● **TASK PROMPT**: From the records, pick out and copy each line containing "area".

● **INPUT MATERIAL**:
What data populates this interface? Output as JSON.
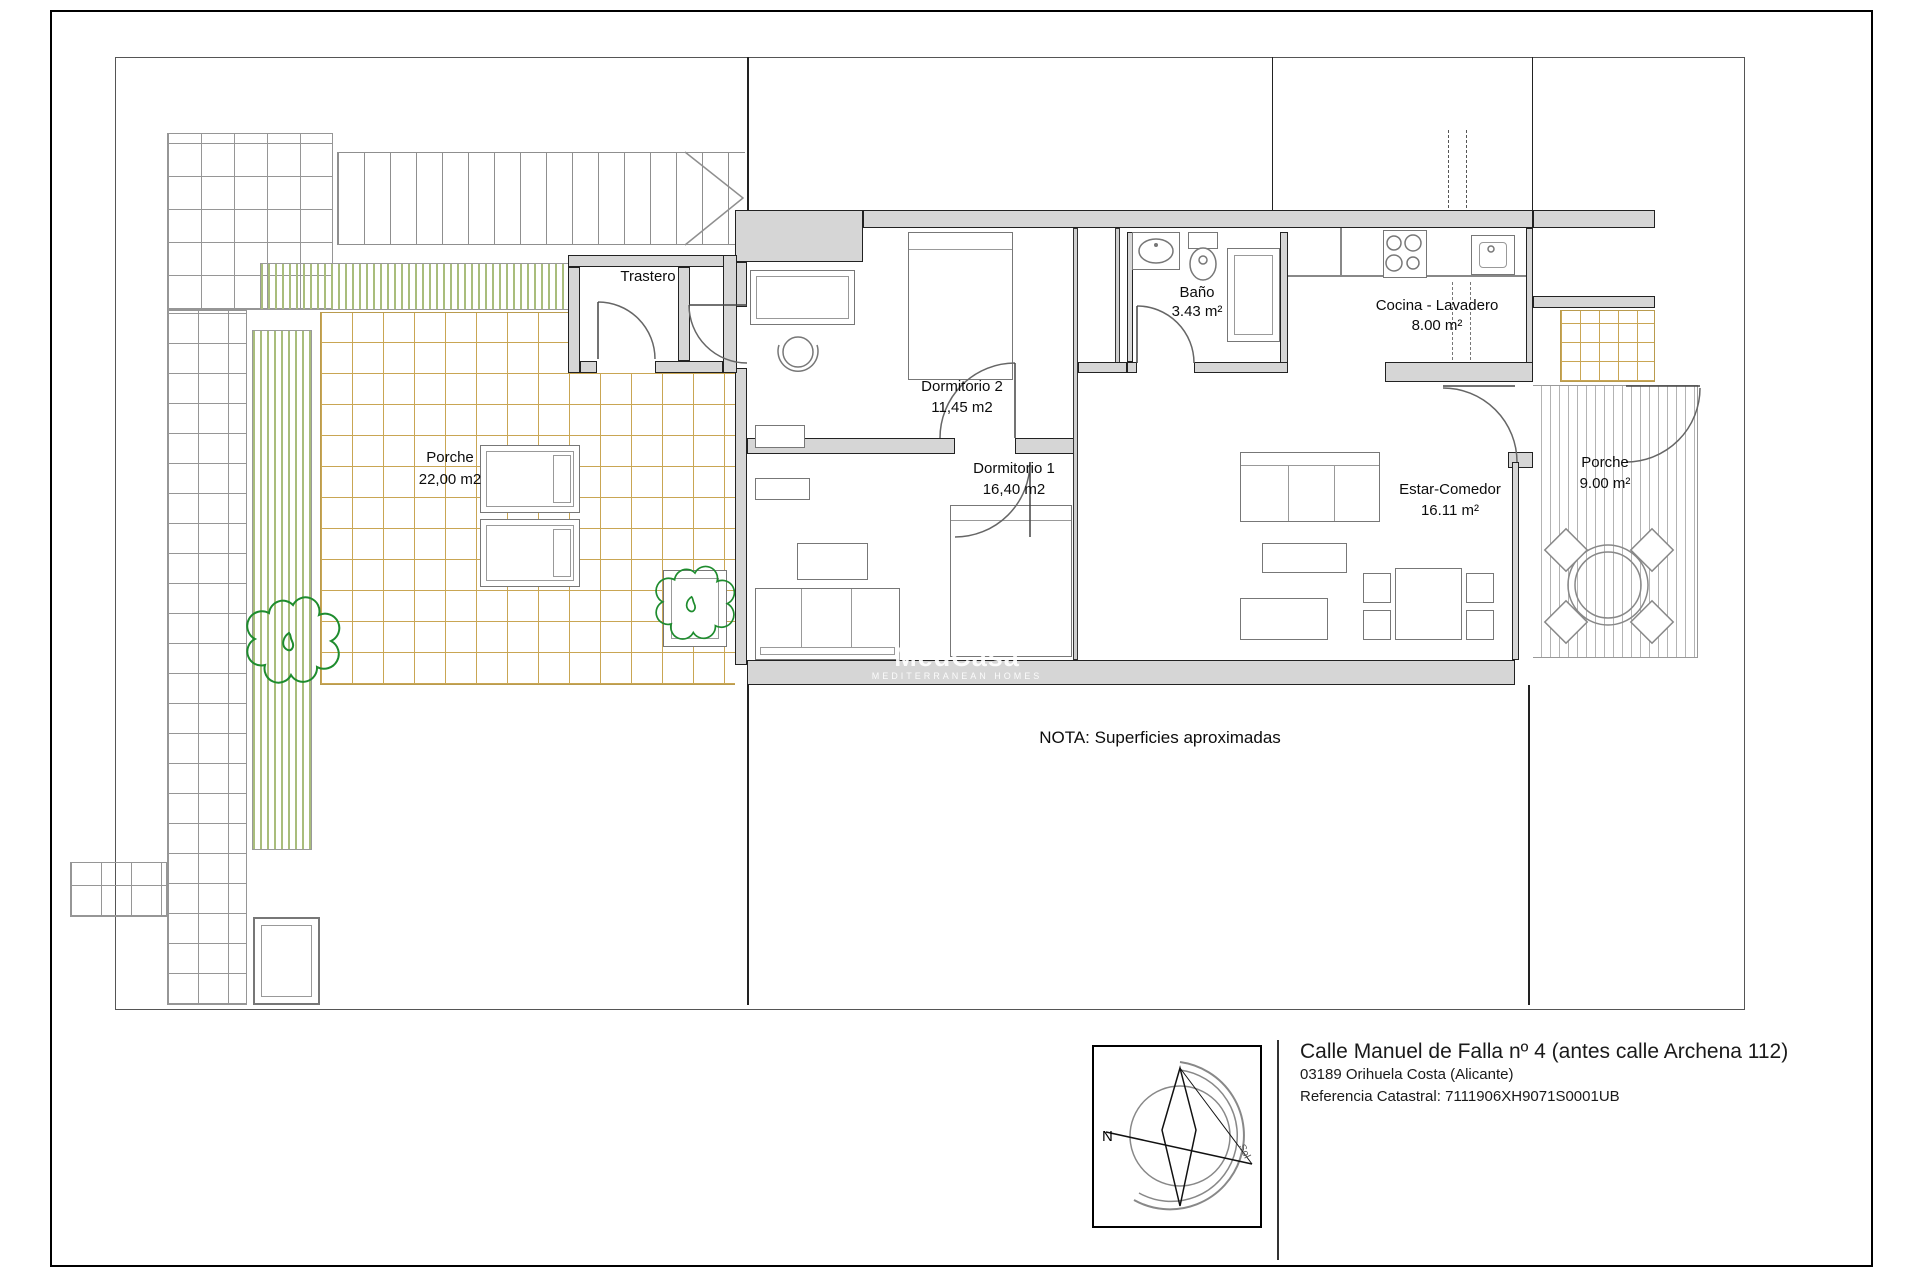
{
  "rooms": {
    "trastero": {
      "name": "Trastero"
    },
    "porche_izq": {
      "name": "Porche",
      "area": "22,00 m2"
    },
    "dormitorio2": {
      "name": "Dormitorio 2",
      "area": "11,45 m2"
    },
    "dormitorio1": {
      "name": "Dormitorio 1",
      "area": "16,40 m2"
    },
    "bano": {
      "name": "Baño",
      "area": "3.43 m²"
    },
    "cocina": {
      "name": "Cocina - Lavadero",
      "area": "8.00 m²"
    },
    "estar": {
      "name": "Estar-Comedor",
      "area": "16.11 m²"
    },
    "porche_der": {
      "name": "Porche",
      "area": "9.00 m²"
    }
  },
  "note": "NOTA: Superficies aproximadas",
  "watermark": {
    "brand": "MedCasa",
    "tagline": "MEDITERRANEAN HOMES"
  },
  "compass": {
    "north": "N",
    "sun": "Sol"
  },
  "footer": {
    "line1": "Calle Manuel de Falla nº 4 (antes calle Archena 112)",
    "line2": "03189 Orihuela Costa (Alicante)",
    "line3": "Referencia Catastral: 7111906XH9071S0001UB"
  },
  "colors": {
    "wall_fill": "#d6d6d6",
    "tile_tan": "#c9a654",
    "hedge_green": "#a9bd7c",
    "tree_green": "#1e8c2e",
    "grid_gray": "#969696"
  }
}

● **COMPLETE RESPONSE**:
      "area": "22,00 m2"
      "area": "11,45 m2"
      "area": "16,40 m2"
      "area": "3.43 m²"
      "area": "8.00 m²"
      "area": "16.11 m²"
      "area": "9.00 m²"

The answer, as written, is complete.